Omit every picture, then give all the entries again exactly.

[Items from a figure collection]
◆ ◆ ◆ ◆
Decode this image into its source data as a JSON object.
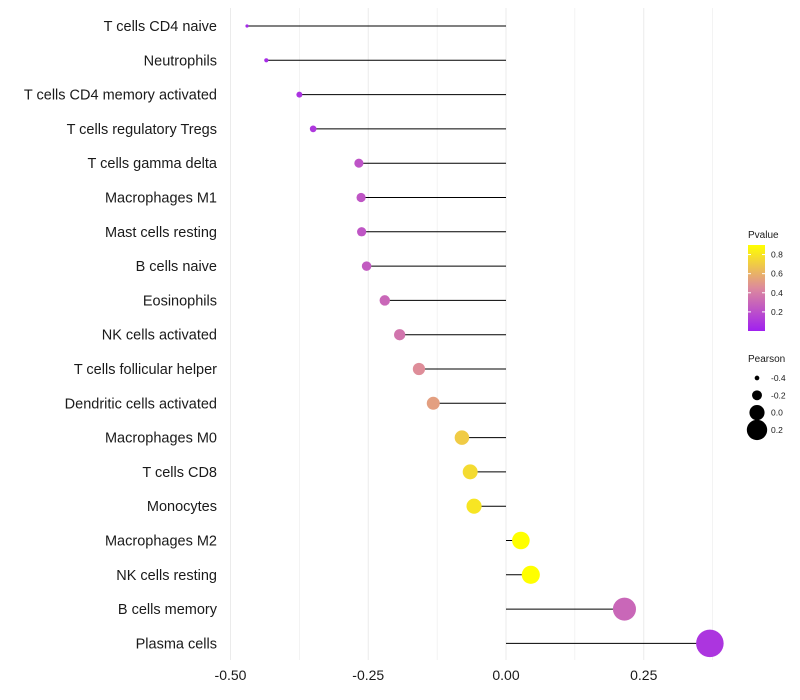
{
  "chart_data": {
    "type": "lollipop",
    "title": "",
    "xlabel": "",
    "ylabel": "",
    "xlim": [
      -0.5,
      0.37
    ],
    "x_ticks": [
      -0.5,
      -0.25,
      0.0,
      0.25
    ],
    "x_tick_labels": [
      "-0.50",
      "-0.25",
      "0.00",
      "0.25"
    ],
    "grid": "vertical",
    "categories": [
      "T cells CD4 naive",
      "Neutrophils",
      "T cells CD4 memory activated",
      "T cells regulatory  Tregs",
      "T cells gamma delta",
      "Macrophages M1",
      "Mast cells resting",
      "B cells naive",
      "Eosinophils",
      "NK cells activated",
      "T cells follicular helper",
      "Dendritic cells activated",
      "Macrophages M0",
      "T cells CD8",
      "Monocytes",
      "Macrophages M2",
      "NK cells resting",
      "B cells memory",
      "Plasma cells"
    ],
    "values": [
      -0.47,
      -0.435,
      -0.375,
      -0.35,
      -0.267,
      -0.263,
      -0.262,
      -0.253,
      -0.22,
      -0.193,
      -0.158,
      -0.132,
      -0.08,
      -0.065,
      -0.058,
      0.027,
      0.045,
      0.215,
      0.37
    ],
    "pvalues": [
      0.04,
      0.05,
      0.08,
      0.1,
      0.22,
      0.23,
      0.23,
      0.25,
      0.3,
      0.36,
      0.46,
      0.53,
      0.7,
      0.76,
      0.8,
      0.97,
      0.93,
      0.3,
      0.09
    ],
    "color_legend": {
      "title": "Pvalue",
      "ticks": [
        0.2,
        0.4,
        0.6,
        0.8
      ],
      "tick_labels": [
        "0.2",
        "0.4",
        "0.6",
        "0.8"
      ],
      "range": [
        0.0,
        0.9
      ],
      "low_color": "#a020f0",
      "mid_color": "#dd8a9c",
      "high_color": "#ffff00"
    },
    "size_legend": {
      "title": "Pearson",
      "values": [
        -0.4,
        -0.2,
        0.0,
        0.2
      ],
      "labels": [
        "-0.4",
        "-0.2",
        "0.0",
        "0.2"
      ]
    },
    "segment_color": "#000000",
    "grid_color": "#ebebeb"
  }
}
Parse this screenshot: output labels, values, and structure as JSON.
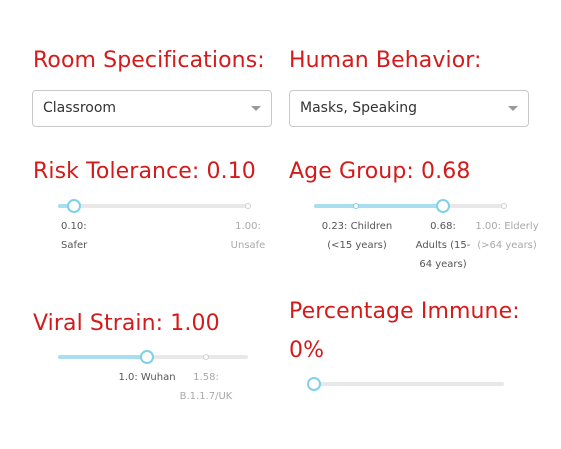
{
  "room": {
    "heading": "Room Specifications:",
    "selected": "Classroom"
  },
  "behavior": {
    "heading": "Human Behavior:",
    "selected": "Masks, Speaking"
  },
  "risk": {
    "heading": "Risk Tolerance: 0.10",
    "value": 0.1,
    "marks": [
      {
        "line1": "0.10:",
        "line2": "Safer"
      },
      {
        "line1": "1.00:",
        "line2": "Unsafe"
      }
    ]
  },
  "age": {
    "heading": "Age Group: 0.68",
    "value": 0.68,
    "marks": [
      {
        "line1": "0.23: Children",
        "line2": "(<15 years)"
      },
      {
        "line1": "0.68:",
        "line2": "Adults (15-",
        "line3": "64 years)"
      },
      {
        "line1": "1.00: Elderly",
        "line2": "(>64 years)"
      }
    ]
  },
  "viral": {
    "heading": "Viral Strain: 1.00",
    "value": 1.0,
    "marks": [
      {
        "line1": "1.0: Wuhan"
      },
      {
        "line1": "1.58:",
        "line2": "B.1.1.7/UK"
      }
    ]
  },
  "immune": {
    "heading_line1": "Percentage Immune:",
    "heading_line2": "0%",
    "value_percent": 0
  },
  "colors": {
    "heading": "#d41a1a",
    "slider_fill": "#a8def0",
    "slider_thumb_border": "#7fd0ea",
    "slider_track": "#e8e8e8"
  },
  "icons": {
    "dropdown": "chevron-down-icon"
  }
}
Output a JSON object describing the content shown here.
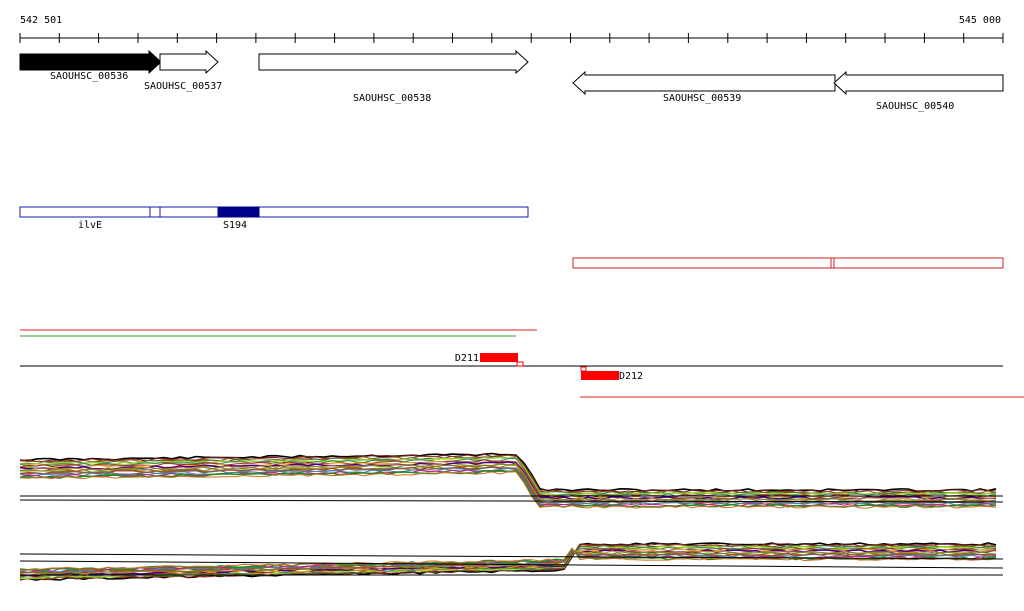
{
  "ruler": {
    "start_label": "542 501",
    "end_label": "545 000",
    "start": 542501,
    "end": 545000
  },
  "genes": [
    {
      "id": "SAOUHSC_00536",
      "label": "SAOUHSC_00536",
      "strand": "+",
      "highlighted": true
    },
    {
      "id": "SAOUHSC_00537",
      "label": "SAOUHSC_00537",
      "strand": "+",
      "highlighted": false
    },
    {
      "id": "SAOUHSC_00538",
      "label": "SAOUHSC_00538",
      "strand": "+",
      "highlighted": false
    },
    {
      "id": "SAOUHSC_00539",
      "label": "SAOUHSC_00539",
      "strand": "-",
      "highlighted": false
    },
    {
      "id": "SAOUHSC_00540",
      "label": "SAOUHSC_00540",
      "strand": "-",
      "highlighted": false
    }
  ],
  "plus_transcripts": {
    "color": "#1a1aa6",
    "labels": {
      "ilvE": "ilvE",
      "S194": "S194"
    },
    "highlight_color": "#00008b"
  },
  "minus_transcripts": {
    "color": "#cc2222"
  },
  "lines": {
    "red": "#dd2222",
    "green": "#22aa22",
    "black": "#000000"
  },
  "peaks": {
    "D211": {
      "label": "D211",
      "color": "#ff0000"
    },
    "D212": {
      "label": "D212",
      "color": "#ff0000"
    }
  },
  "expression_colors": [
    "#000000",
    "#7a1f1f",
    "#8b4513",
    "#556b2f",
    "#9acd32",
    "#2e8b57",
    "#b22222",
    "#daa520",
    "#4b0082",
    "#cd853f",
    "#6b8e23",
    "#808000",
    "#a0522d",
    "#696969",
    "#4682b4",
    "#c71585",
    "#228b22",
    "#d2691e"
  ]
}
◆ ◆ ◆ ◆
OUTPUT OF THE TASK |
Decode this image into its source data as a JSON object.
{
  "chart_data": {
    "type": "lollipop",
    "title": "",
    "xlabel": "",
    "ylabel": "",
    "xlim": [
      -0.5,
      0.37
    ],
    "x_ticks": [
      -0.5,
      -0.25,
      0.0,
      0.25
    ],
    "x_tick_labels": [
      "-0.50",
      "-0.25",
      "0.00",
      "0.25"
    ],
    "grid": "vertical",
    "categories": [
      "T cells CD4 naive",
      "Neutrophils",
      "T cells CD4 memory activated",
      "T cells regulatory  Tregs",
      "T cells gamma delta",
      "Macrophages M1",
      "Mast cells resting",
      "B cells naive",
      "Eosinophils",
      "NK cells activated",
      "T cells follicular helper",
      "Dendritic cells activated",
      "Macrophages M0",
      "T cells CD8",
      "Monocytes",
      "Macrophages M2",
      "NK cells resting",
      "B cells memory",
      "Plasma cells"
    ],
    "values": [
      -0.47,
      -0.435,
      -0.375,
      -0.35,
      -0.267,
      -0.263,
      -0.262,
      -0.253,
      -0.22,
      -0.193,
      -0.158,
      -0.132,
      -0.08,
      -0.065,
      -0.058,
      0.027,
      0.045,
      0.215,
      0.37
    ],
    "pvalues": [
      0.04,
      0.05,
      0.08,
      0.1,
      0.22,
      0.23,
      0.23,
      0.25,
      0.3,
      0.36,
      0.46,
      0.53,
      0.7,
      0.76,
      0.8,
      0.97,
      0.93,
      0.3,
      0.09
    ],
    "color_legend": {
      "title": "Pvalue",
      "ticks": [
        0.2,
        0.4,
        0.6,
        0.8
      ],
      "tick_labels": [
        "0.2",
        "0.4",
        "0.6",
        "0.8"
      ],
      "range": [
        0.0,
        0.9
      ],
      "low_color": "#a020f0",
      "mid_color": "#dd8a9c",
      "high_color": "#ffff00"
    },
    "size_legend": {
      "title": "Pearson",
      "values": [
        -0.4,
        -0.2,
        0.0,
        0.2
      ],
      "labels": [
        "-0.4",
        "-0.2",
        "0.0",
        "0.2"
      ]
    },
    "segment_color": "#000000",
    "grid_color": "#ebebeb"
  }
}
Parse this screenshot: output labels, values, and structure as JSON.
{
  "room": {
    "heading": "Room Specifications:",
    "selected": "Classroom"
  },
  "behavior": {
    "heading": "Human Behavior:",
    "selected": "Masks, Speaking"
  },
  "risk": {
    "heading": "Risk Tolerance: 0.10",
    "value": 0.1,
    "marks": [
      {
        "line1": "0.10:",
        "line2": "Safer"
      },
      {
        "line1": "1.00:",
        "line2": "Unsafe"
      }
    ]
  },
  "age": {
    "heading": "Age Group: 0.68",
    "value": 0.68,
    "marks": [
      {
        "line1": "0.23: Children",
        "line2": "(<15 years)"
      },
      {
        "line1": "0.68:",
        "line2": "Adults (15-",
        "line3": "64 years)"
      },
      {
        "line1": "1.00: Elderly",
        "line2": "(>64 years)"
      }
    ]
  },
  "viral": {
    "heading": "Viral Strain: 1.00",
    "value": 1.0,
    "marks": [
      {
        "line1": "1.0: Wuhan"
      },
      {
        "line1": "1.58:",
        "line2": "B.1.1.7/UK"
      }
    ]
  },
  "immune": {
    "heading_line1": "Percentage Immune:",
    "heading_line2": "0%",
    "value_percent": 0
  },
  "colors": {
    "heading": "#d41a1a",
    "slider_fill": "#a8def0",
    "slider_thumb_border": "#7fd0ea",
    "slider_track": "#e8e8e8"
  },
  "icons": {
    "dropdown": "chevron-down-icon"
  }
}
Output a JSON object describing the content shown here.
{
  "ruler": {
    "start_label": "542 501",
    "end_label": "545 000",
    "start": 542501,
    "end": 545000
  },
  "genes": [
    {
      "id": "SAOUHSC_00536",
      "label": "SAOUHSC_00536",
      "strand": "+",
      "highlighted": true
    },
    {
      "id": "SAOUHSC_00537",
      "label": "SAOUHSC_00537",
      "strand": "+",
      "highlighted": false
    },
    {
      "id": "SAOUHSC_00538",
      "label": "SAOUHSC_00538",
      "strand": "+",
      "highlighted": false
    },
    {
      "id": "SAOUHSC_00539",
      "label": "SAOUHSC_00539",
      "strand": "-",
      "highlighted": false
    },
    {
      "id": "SAOUHSC_00540",
      "label": "SAOUHSC_00540",
      "strand": "-",
      "highlighted": false
    }
  ],
  "plus_transcripts": {
    "color": "#1a1aa6",
    "labels": {
      "ilvE": "ilvE",
      "S194": "S194"
    },
    "highlight_color": "#00008b"
  },
  "minus_transcripts": {
    "color": "#cc2222"
  },
  "lines": {
    "red": "#dd2222",
    "green": "#22aa22",
    "black": "#000000"
  },
  "peaks": {
    "D211": {
      "label": "D211",
      "color": "#ff0000"
    },
    "D212": {
      "label": "D212",
      "color": "#ff0000"
    }
  },
  "expression_colors": [
    "#000000",
    "#7a1f1f",
    "#8b4513",
    "#556b2f",
    "#9acd32",
    "#2e8b57",
    "#b22222",
    "#daa520",
    "#4b0082",
    "#cd853f",
    "#6b8e23",
    "#808000",
    "#a0522d",
    "#696969",
    "#4682b4",
    "#c71585",
    "#228b22",
    "#d2691e"
  ]
}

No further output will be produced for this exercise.